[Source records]
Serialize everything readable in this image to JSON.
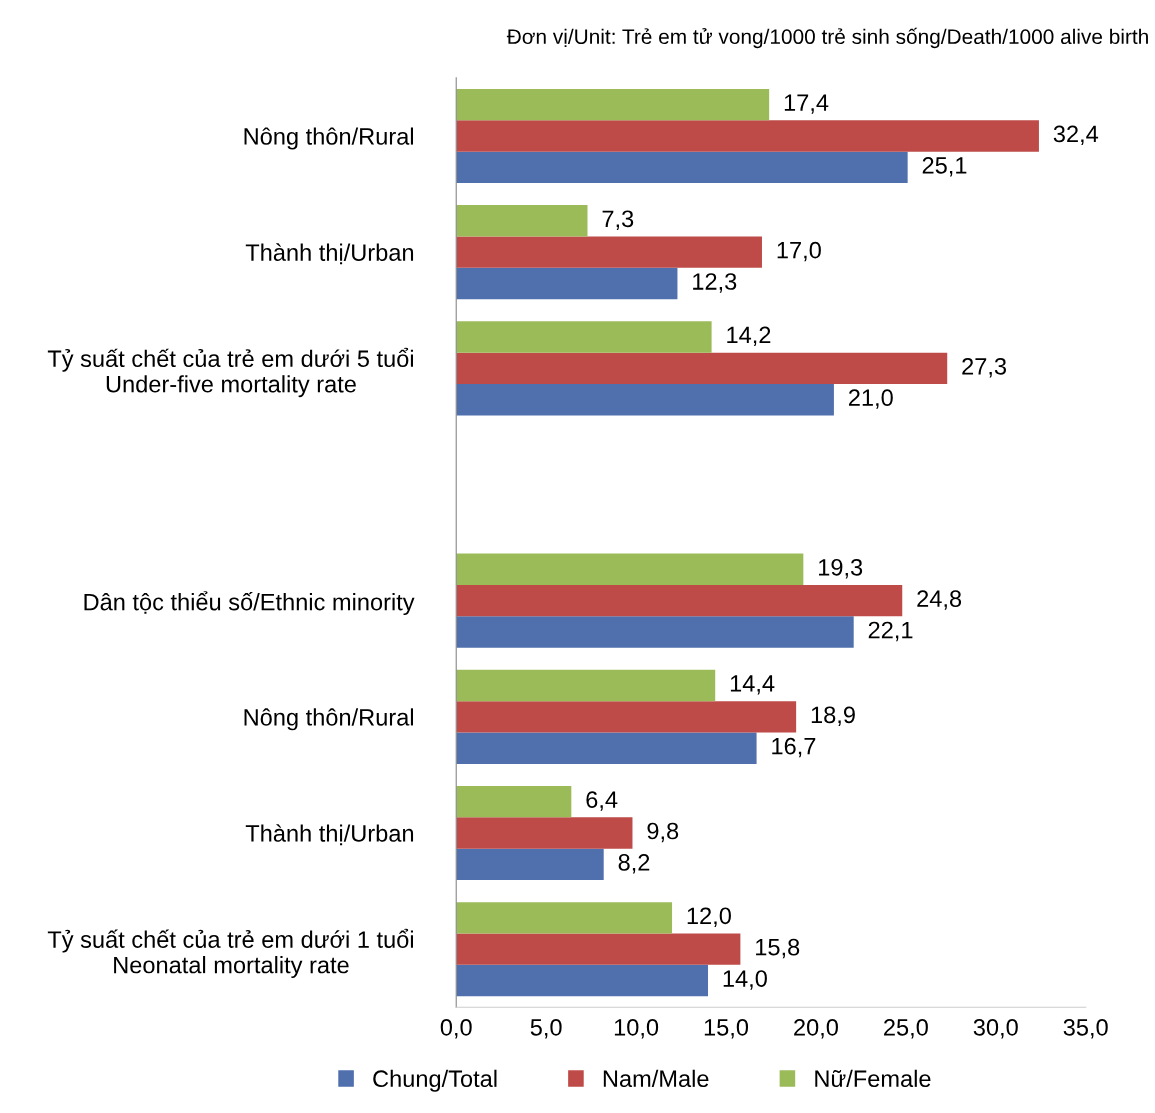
{
  "chart_data": {
    "type": "bar",
    "orientation": "horizontal",
    "annotations": [
      "Đơn vị/Unit: Trẻ em tử vong/1000 trẻ sinh sống/Death/1000 alive birth"
    ],
    "categories": [
      "Nông thôn/Rural",
      "Thành thị/Urban",
      "Tỷ suất chết của trẻ em dưới 5 tuổi\nUnder-five mortality rate",
      null,
      "Dân tộc thiểu số/Ethnic minority",
      "Nông thôn/Rural",
      "Thành thị/Urban",
      "Tỷ suất chết của trẻ em dưới 1 tuổi\nNeonatal mortality rate"
    ],
    "series": [
      {
        "name": "Chung/Total",
        "color": "#4f6fad",
        "values": [
          25.1,
          12.3,
          21.0,
          null,
          22.1,
          16.7,
          8.2,
          14.0
        ],
        "value_labels": [
          "25,1",
          "12,3",
          "21,0",
          null,
          "22,1",
          "16,7",
          "8,2",
          "14,0"
        ]
      },
      {
        "name": "Nam/Male",
        "color": "#be4b48",
        "values": [
          32.4,
          17.0,
          27.3,
          null,
          24.8,
          18.9,
          9.8,
          15.8
        ],
        "value_labels": [
          "32,4",
          "17,0",
          "27,3",
          null,
          "24,8",
          "18,9",
          "9,8",
          "15,8"
        ]
      },
      {
        "name": "Nữ/Female",
        "color": "#9bbb59",
        "values": [
          17.4,
          7.3,
          14.2,
          null,
          19.3,
          14.4,
          6.4,
          12.0
        ],
        "value_labels": [
          "17,4",
          "7,3",
          "14,2",
          null,
          "19,3",
          "14,4",
          "6,4",
          "12,0"
        ]
      }
    ],
    "xlim": [
      0,
      35
    ],
    "xticks": [
      {
        "value": 0,
        "label": "0,0"
      },
      {
        "value": 5,
        "label": "5,0"
      },
      {
        "value": 10,
        "label": "10,0"
      },
      {
        "value": 15,
        "label": "15,0"
      },
      {
        "value": 20,
        "label": "20,0"
      },
      {
        "value": 25,
        "label": "25,0"
      },
      {
        "value": 30,
        "label": "30,0"
      },
      {
        "value": 35,
        "label": "35,0"
      }
    ],
    "grid": false,
    "legend": "bottom"
  }
}
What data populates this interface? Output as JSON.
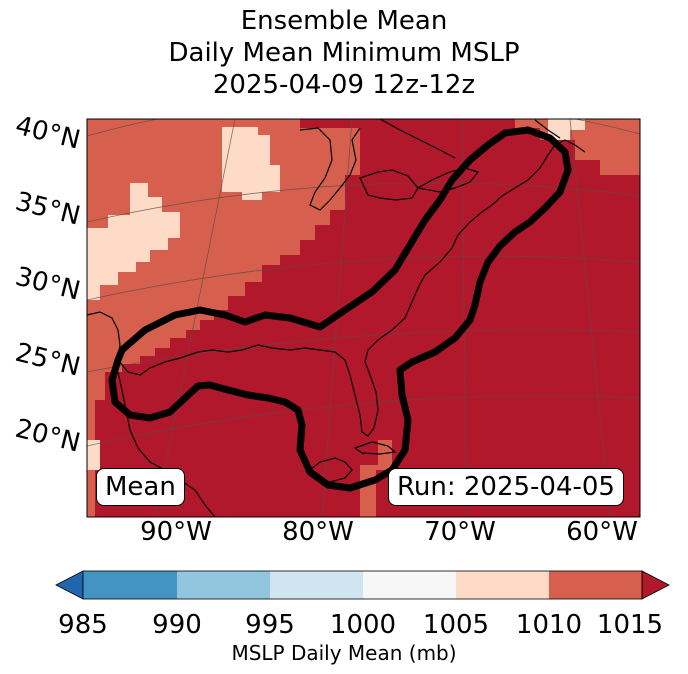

Brief: Read the entries and pick out all lines that include the word "dưới".

Response to this task:
      "Tỷ suất chết của trẻ em dưới 5 tuổi\nUnder-five mortality rate",
      "Tỷ suất chết của trẻ em dưới 1 tuổi\nNeonatal mortality rate"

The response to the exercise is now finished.